## What to work on
Copy the lines below as they are; omit the images they contain.
-------
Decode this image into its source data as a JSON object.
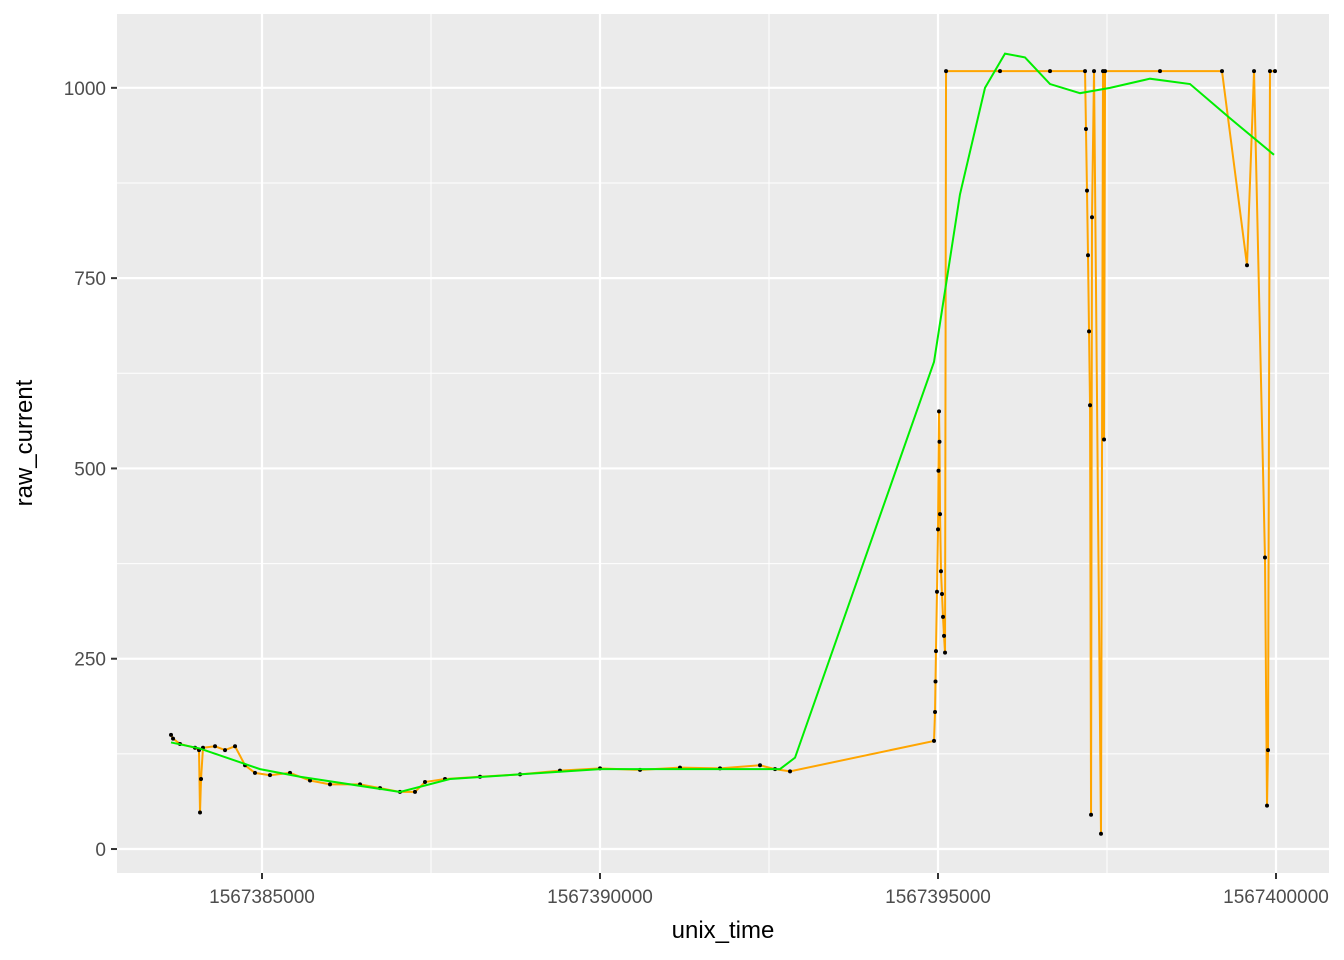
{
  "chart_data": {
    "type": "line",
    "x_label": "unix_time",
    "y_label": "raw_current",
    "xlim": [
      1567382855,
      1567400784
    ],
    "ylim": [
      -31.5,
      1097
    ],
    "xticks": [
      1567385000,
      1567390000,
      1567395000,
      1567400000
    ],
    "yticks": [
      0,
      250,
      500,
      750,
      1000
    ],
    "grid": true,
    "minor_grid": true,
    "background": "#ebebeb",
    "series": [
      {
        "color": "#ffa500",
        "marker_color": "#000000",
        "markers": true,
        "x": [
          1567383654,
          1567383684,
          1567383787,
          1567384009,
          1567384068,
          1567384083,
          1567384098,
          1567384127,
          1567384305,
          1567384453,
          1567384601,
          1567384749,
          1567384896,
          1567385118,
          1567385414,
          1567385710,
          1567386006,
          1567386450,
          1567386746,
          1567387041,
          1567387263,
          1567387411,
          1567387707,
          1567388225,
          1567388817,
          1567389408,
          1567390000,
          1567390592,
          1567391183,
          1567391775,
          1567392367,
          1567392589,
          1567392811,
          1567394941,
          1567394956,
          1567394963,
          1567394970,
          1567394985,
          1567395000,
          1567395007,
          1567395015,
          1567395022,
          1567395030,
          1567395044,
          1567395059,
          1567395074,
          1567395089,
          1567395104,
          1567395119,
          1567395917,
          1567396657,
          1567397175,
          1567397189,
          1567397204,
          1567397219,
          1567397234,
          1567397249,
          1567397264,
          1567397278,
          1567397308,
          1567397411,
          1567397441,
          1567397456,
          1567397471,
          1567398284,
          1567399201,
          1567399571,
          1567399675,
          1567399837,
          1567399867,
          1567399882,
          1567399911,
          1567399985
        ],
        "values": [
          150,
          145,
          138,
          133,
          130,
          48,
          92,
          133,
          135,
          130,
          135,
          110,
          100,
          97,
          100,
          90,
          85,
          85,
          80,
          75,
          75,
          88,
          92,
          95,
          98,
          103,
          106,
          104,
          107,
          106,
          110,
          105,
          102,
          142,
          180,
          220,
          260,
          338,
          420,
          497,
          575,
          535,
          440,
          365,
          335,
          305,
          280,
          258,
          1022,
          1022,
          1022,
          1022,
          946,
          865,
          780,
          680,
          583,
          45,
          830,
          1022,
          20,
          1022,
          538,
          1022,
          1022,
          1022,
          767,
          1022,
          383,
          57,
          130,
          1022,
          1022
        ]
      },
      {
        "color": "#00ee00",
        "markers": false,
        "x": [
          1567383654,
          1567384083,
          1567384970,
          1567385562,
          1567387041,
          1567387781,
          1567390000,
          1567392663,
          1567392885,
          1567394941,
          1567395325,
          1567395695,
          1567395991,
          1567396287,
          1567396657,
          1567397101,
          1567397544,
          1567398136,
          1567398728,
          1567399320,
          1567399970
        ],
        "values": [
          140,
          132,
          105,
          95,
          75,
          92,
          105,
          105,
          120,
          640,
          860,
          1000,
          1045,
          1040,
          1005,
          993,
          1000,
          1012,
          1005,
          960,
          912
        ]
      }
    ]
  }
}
-------
## Written answer
Decode this image into its source data as a JSON object.
{
  "chart_data": {
    "type": "line",
    "x_label": "unix_time",
    "y_label": "raw_current",
    "xlim": [
      1567382855,
      1567400784
    ],
    "ylim": [
      -31.5,
      1097
    ],
    "xticks": [
      1567385000,
      1567390000,
      1567395000,
      1567400000
    ],
    "yticks": [
      0,
      250,
      500,
      750,
      1000
    ],
    "grid": true,
    "minor_grid": true,
    "background": "#ebebeb",
    "series": [
      {
        "color": "#ffa500",
        "marker_color": "#000000",
        "markers": true,
        "x": [
          1567383654,
          1567383684,
          1567383787,
          1567384009,
          1567384068,
          1567384083,
          1567384098,
          1567384127,
          1567384305,
          1567384453,
          1567384601,
          1567384749,
          1567384896,
          1567385118,
          1567385414,
          1567385710,
          1567386006,
          1567386450,
          1567386746,
          1567387041,
          1567387263,
          1567387411,
          1567387707,
          1567388225,
          1567388817,
          1567389408,
          1567390000,
          1567390592,
          1567391183,
          1567391775,
          1567392367,
          1567392589,
          1567392811,
          1567394941,
          1567394956,
          1567394963,
          1567394970,
          1567394985,
          1567395000,
          1567395007,
          1567395015,
          1567395022,
          1567395030,
          1567395044,
          1567395059,
          1567395074,
          1567395089,
          1567395104,
          1567395119,
          1567395917,
          1567396657,
          1567397175,
          1567397189,
          1567397204,
          1567397219,
          1567397234,
          1567397249,
          1567397264,
          1567397278,
          1567397308,
          1567397411,
          1567397441,
          1567397456,
          1567397471,
          1567398284,
          1567399201,
          1567399571,
          1567399675,
          1567399837,
          1567399867,
          1567399882,
          1567399911,
          1567399985
        ],
        "values": [
          150,
          145,
          138,
          133,
          130,
          48,
          92,
          133,
          135,
          130,
          135,
          110,
          100,
          97,
          100,
          90,
          85,
          85,
          80,
          75,
          75,
          88,
          92,
          95,
          98,
          103,
          106,
          104,
          107,
          106,
          110,
          105,
          102,
          142,
          180,
          220,
          260,
          338,
          420,
          497,
          575,
          535,
          440,
          365,
          335,
          305,
          280,
          258,
          1022,
          1022,
          1022,
          1022,
          946,
          865,
          780,
          680,
          583,
          45,
          830,
          1022,
          20,
          1022,
          538,
          1022,
          1022,
          1022,
          767,
          1022,
          383,
          57,
          130,
          1022,
          1022
        ]
      },
      {
        "color": "#00ee00",
        "markers": false,
        "x": [
          1567383654,
          1567384083,
          1567384970,
          1567385562,
          1567387041,
          1567387781,
          1567390000,
          1567392663,
          1567392885,
          1567394941,
          1567395325,
          1567395695,
          1567395991,
          1567396287,
          1567396657,
          1567397101,
          1567397544,
          1567398136,
          1567398728,
          1567399320,
          1567399970
        ],
        "values": [
          140,
          132,
          105,
          95,
          75,
          92,
          105,
          105,
          120,
          640,
          860,
          1000,
          1045,
          1040,
          1005,
          993,
          1000,
          1012,
          1005,
          960,
          912
        ]
      }
    ]
  }
}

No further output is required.